------ Dataset records

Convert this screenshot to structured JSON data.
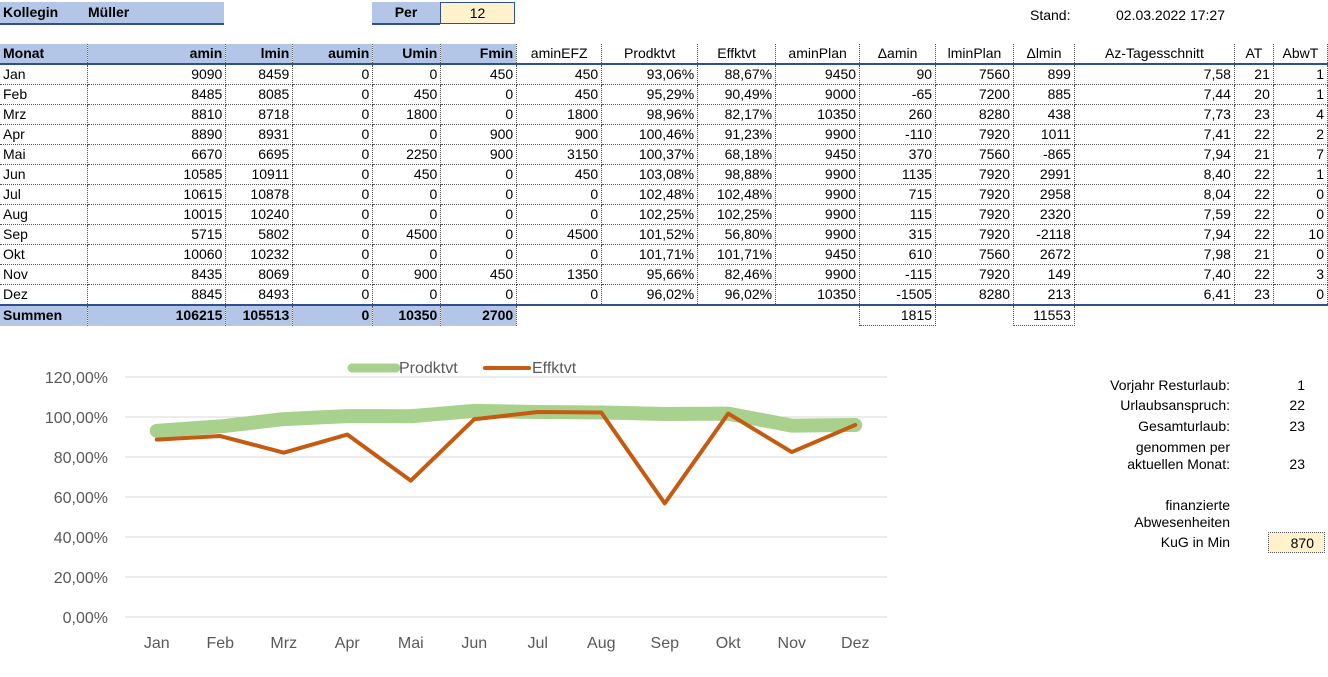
{
  "header": {
    "kollegin_label": "Kollegin",
    "kollegin_name": "Müller",
    "per_label": "Per",
    "per_value": "12",
    "stand_label": "Stand:",
    "stand_value": "02.03.2022 17:27"
  },
  "table": {
    "columns": [
      "Monat",
      "amin",
      "lmin",
      "aumin",
      "Umin",
      "Fmin",
      "aminEFZ",
      "Prodktvt",
      "Effktvt",
      "aminPlan",
      "Δamin",
      "lminPlan",
      "Δlmin",
      "Az-Tagesschnitt",
      "AT",
      "AbwT"
    ],
    "rows": [
      [
        "Jan",
        "9090",
        "8459",
        "0",
        "0",
        "450",
        "450",
        "93,06%",
        "88,67%",
        "9450",
        "90",
        "7560",
        "899",
        "7,58",
        "21",
        "1"
      ],
      [
        "Feb",
        "8485",
        "8085",
        "0",
        "450",
        "0",
        "450",
        "95,29%",
        "90,49%",
        "9000",
        "-65",
        "7200",
        "885",
        "7,44",
        "20",
        "1"
      ],
      [
        "Mrz",
        "8810",
        "8718",
        "0",
        "1800",
        "0",
        "1800",
        "98,96%",
        "82,17%",
        "10350",
        "260",
        "8280",
        "438",
        "7,73",
        "23",
        "4"
      ],
      [
        "Apr",
        "8890",
        "8931",
        "0",
        "0",
        "900",
        "900",
        "100,46%",
        "91,23%",
        "9900",
        "-110",
        "7920",
        "1011",
        "7,41",
        "22",
        "2"
      ],
      [
        "Mai",
        "6670",
        "6695",
        "0",
        "2250",
        "900",
        "3150",
        "100,37%",
        "68,18%",
        "9450",
        "370",
        "7560",
        "-865",
        "7,94",
        "21",
        "7"
      ],
      [
        "Jun",
        "10585",
        "10911",
        "0",
        "450",
        "0",
        "450",
        "103,08%",
        "98,88%",
        "9900",
        "1135",
        "7920",
        "2991",
        "8,40",
        "22",
        "1"
      ],
      [
        "Jul",
        "10615",
        "10878",
        "0",
        "0",
        "0",
        "0",
        "102,48%",
        "102,48%",
        "9900",
        "715",
        "7920",
        "2958",
        "8,04",
        "22",
        "0"
      ],
      [
        "Aug",
        "10015",
        "10240",
        "0",
        "0",
        "0",
        "0",
        "102,25%",
        "102,25%",
        "9900",
        "115",
        "7920",
        "2320",
        "7,59",
        "22",
        "0"
      ],
      [
        "Sep",
        "5715",
        "5802",
        "0",
        "4500",
        "0",
        "4500",
        "101,52%",
        "56,80%",
        "9900",
        "315",
        "7920",
        "-2118",
        "7,94",
        "22",
        "10"
      ],
      [
        "Okt",
        "10060",
        "10232",
        "0",
        "0",
        "0",
        "0",
        "101,71%",
        "101,71%",
        "9450",
        "610",
        "7560",
        "2672",
        "7,98",
        "21",
        "0"
      ],
      [
        "Nov",
        "8435",
        "8069",
        "0",
        "900",
        "450",
        "1350",
        "95,66%",
        "82,46%",
        "9900",
        "-115",
        "7920",
        "149",
        "7,40",
        "22",
        "3"
      ],
      [
        "Dez",
        "8845",
        "8493",
        "0",
        "0",
        "0",
        "0",
        "96,02%",
        "96,02%",
        "10350",
        "-1505",
        "8280",
        "213",
        "6,41",
        "23",
        "0"
      ]
    ],
    "totals": {
      "label": "Summen",
      "amin": "106215",
      "lmin": "105513",
      "aumin": "0",
      "Umin": "10350",
      "Fmin": "2700",
      "delta_amin": "1815",
      "delta_lmin": "11553"
    }
  },
  "side": {
    "vorjahr_label": "Vorjahr Resturlaub:",
    "vorjahr_value": "1",
    "anspruch_label": "Urlaubsanspruch:",
    "anspruch_value": "22",
    "gesamt_label": "Gesamturlaub:",
    "gesamt_value": "23",
    "genommen_label_1": "genommen per",
    "genommen_label_2": "aktuellen Monat:",
    "genommen_value": "23",
    "fin_label_1": "finanzierte",
    "fin_label_2": "Abwesenheiten",
    "kug_label": "KuG in Min",
    "kug_value": "870"
  },
  "chart_data": {
    "type": "line",
    "categories": [
      "Jan",
      "Feb",
      "Mrz",
      "Apr",
      "Mai",
      "Jun",
      "Jul",
      "Aug",
      "Sep",
      "Okt",
      "Nov",
      "Dez"
    ],
    "series": [
      {
        "name": "Prodktvt",
        "values": [
          93.06,
          95.29,
          98.96,
          100.46,
          100.37,
          103.08,
          102.48,
          102.25,
          101.52,
          101.71,
          95.66,
          96.02
        ],
        "color": "#a9d18e"
      },
      {
        "name": "Effktvt",
        "values": [
          88.67,
          90.49,
          82.17,
          91.23,
          68.18,
          98.88,
          102.48,
          102.25,
          56.8,
          101.71,
          82.46,
          96.02
        ],
        "color": "#c55a11"
      }
    ],
    "ylim": [
      0,
      120
    ],
    "yticks": [
      "0,00%",
      "20,00%",
      "40,00%",
      "60,00%",
      "80,00%",
      "100,00%",
      "120,00%"
    ],
    "grid": true,
    "legend": "top"
  }
}
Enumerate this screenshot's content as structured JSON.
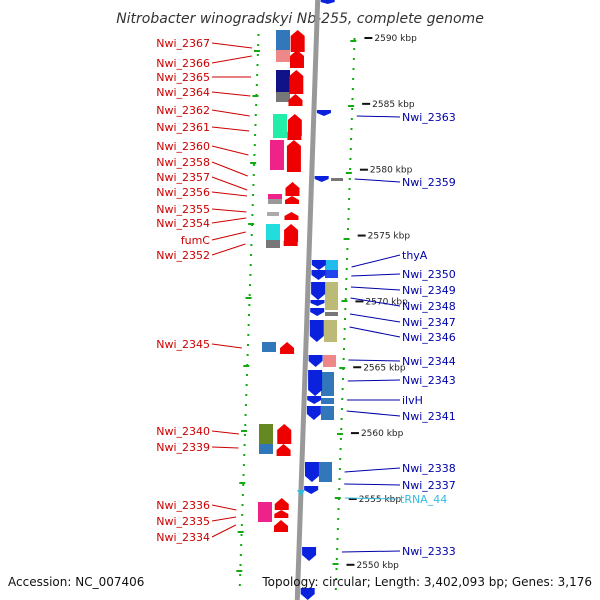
{
  "title": "Nitrobacter winogradskyi Nb-255, complete genome",
  "footer": {
    "accession": "Accession: NC_007406",
    "summary": "Topology: circular; Length: 3,402,093 bp; Genes: 3,176"
  },
  "colors": {
    "forward_gene": "#ee0000",
    "reverse_gene": "#0a22dd",
    "forward_label": "#cc0000",
    "reverse_label": "#0000aa",
    "rna_label": "#33bbdd",
    "backbone": "#999999",
    "gc_dots": "#11aa11"
  },
  "ticks": [
    {
      "label": "2590 kbp",
      "pos_kbp": 2590
    },
    {
      "label": "2585 kbp",
      "pos_kbp": 2585
    },
    {
      "label": "2580 kbp",
      "pos_kbp": 2580
    },
    {
      "label": "2575 kbp",
      "pos_kbp": 2575
    },
    {
      "label": "2570 kbp",
      "pos_kbp": 2570
    },
    {
      "label": "2565 kbp",
      "pos_kbp": 2565
    },
    {
      "label": "2560 kbp",
      "pos_kbp": 2560
    },
    {
      "label": "2555 kbp",
      "pos_kbp": 2555
    },
    {
      "label": "2550 kbp",
      "pos_kbp": 2550
    }
  ],
  "forward_labels": [
    "Nwi_2367",
    "Nwi_2366",
    "Nwi_2365",
    "Nwi_2364",
    "Nwi_2362",
    "Nwi_2361",
    "Nwi_2360",
    "Nwi_2358",
    "Nwi_2357",
    "Nwi_2356",
    "Nwi_2355",
    "Nwi_2354",
    "fumC",
    "Nwi_2352",
    "Nwi_2345",
    "Nwi_2340",
    "Nwi_2339",
    "Nwi_2336",
    "Nwi_2335",
    "Nwi_2334"
  ],
  "reverse_labels": [
    "Nwi_2363",
    "Nwi_2359",
    "thyA",
    "Nwi_2350",
    "Nwi_2349",
    "Nwi_2348",
    "Nwi_2347",
    "Nwi_2346",
    "Nwi_2344",
    "Nwi_2343",
    "ilvH",
    "Nwi_2341",
    "Nwi_2338",
    "Nwi_2337",
    "Nwi_2333"
  ],
  "rna_labels": [
    "tRNA_44"
  ]
}
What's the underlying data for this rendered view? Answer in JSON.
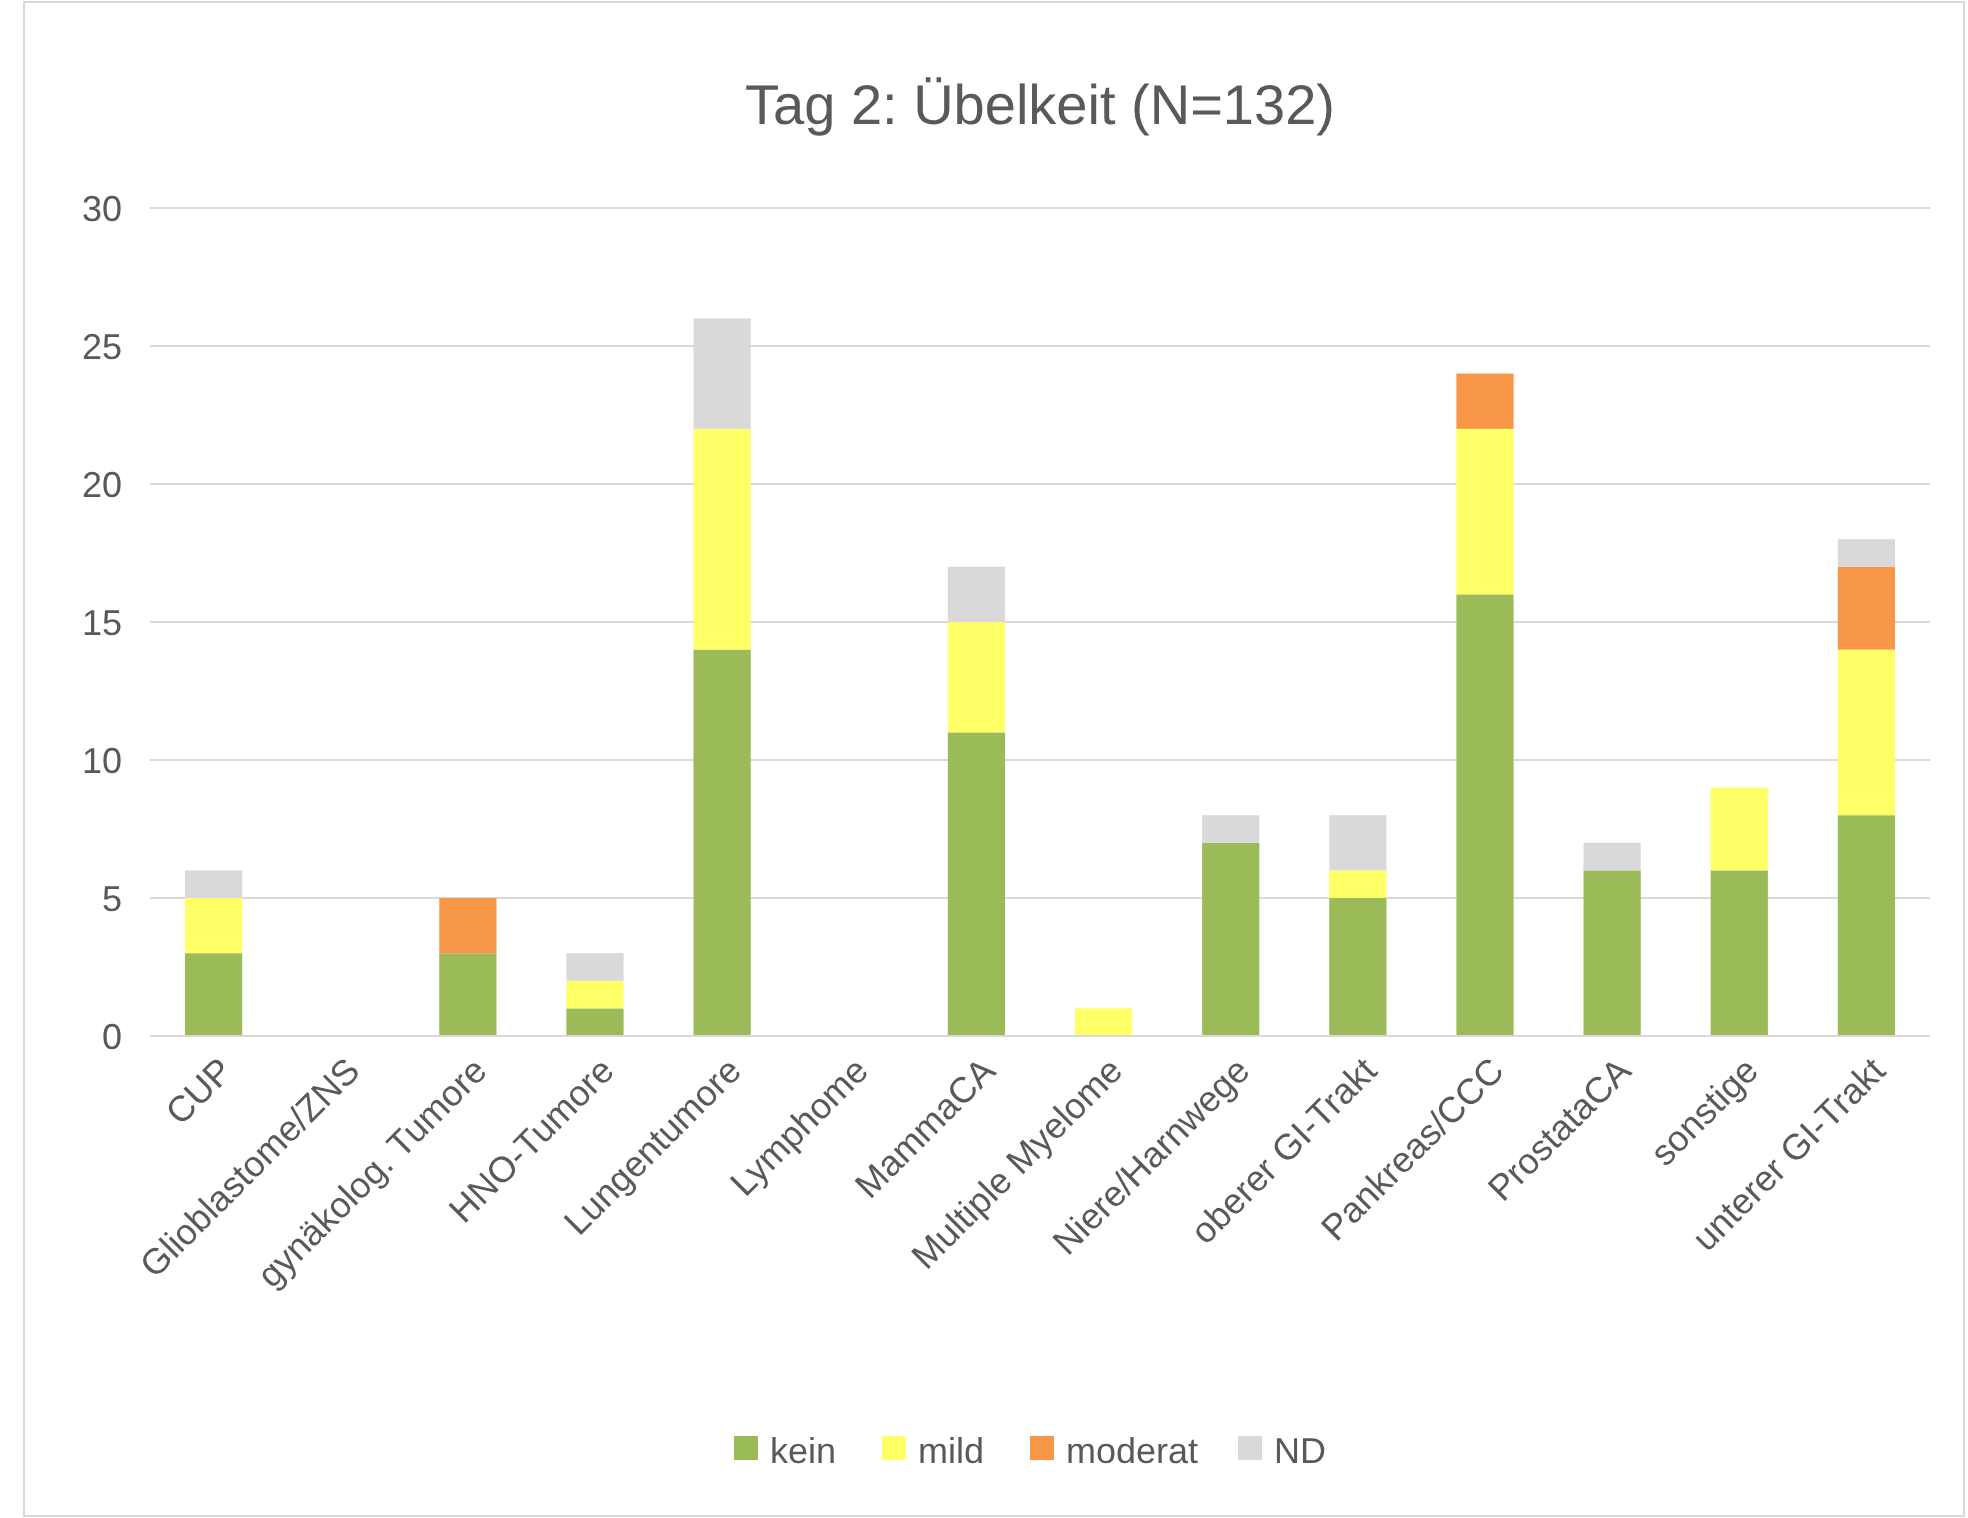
{
  "chart_data": {
    "type": "bar",
    "title": "Tag 2: Übelkeit (N=132)",
    "stacked": true,
    "categories": [
      "CUP",
      "Glioblastome/ZNS",
      "gynäkolog. Tumore",
      "HNO-Tumore",
      "Lungentumore",
      "Lymphome",
      "MammaCA",
      "Multiple Myelome",
      "Niere/Harnwege",
      "oberer GI-Trakt",
      "Pankreas/CCC",
      "ProstataCA",
      "sonstige",
      "unterer GI-Trakt"
    ],
    "series": [
      {
        "name": "kein",
        "color": "#9bbb59",
        "values": [
          3,
          0,
          3,
          1,
          14,
          0,
          11,
          0,
          7,
          5,
          16,
          6,
          6,
          8
        ]
      },
      {
        "name": "mild",
        "color": "#ffff66",
        "values": [
          2,
          0,
          0,
          1,
          8,
          0,
          4,
          1,
          0,
          1,
          6,
          0,
          3,
          6
        ]
      },
      {
        "name": "moderat",
        "color": "#f79646",
        "values": [
          0,
          0,
          2,
          0,
          0,
          0,
          0,
          0,
          0,
          0,
          2,
          0,
          0,
          3
        ]
      },
      {
        "name": "ND",
        "color": "#d9d9d9",
        "values": [
          1,
          0,
          0,
          1,
          4,
          0,
          2,
          0,
          1,
          2,
          0,
          1,
          0,
          1
        ]
      }
    ],
    "ylim": [
      0,
      30
    ],
    "yticks": [
      0,
      5,
      10,
      15,
      20,
      25,
      30
    ],
    "grid": "y",
    "legend": "bottom"
  }
}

------------

- _Exercise instructions_: Look over the records above and copy each line that includes the string "Monat".

- _Reply to the exercise_:
      "Monat",
    "genommen_label_2": "aktuellen Monat:",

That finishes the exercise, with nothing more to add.